[Saved entries]

---

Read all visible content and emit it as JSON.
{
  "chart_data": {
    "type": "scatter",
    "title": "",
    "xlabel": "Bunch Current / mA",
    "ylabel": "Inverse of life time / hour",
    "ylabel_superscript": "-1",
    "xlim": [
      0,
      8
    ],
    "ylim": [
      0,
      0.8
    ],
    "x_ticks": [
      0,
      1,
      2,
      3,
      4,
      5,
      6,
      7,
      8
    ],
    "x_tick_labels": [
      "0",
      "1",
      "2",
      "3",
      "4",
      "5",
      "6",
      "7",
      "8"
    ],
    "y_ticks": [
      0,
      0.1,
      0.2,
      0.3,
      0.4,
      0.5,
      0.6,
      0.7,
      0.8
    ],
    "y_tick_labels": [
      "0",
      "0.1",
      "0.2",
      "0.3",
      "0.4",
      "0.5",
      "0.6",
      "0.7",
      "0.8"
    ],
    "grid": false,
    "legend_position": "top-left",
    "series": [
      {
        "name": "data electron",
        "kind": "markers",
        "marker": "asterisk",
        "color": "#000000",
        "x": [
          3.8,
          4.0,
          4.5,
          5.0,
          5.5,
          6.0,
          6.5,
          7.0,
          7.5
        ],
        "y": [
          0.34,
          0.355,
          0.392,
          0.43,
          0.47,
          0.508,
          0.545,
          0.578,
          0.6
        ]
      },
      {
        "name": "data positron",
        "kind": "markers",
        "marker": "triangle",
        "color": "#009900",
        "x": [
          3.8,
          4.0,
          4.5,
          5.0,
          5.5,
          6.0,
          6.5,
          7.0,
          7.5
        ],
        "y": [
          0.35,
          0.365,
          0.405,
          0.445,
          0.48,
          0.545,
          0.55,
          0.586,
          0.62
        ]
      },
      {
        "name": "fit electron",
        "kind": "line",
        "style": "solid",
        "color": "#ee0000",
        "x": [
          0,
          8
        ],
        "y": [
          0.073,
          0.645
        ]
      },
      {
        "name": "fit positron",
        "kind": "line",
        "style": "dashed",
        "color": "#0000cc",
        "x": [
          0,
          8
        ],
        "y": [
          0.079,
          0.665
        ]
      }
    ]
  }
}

---

Return only the count of lines in the records that hold the word "name".

4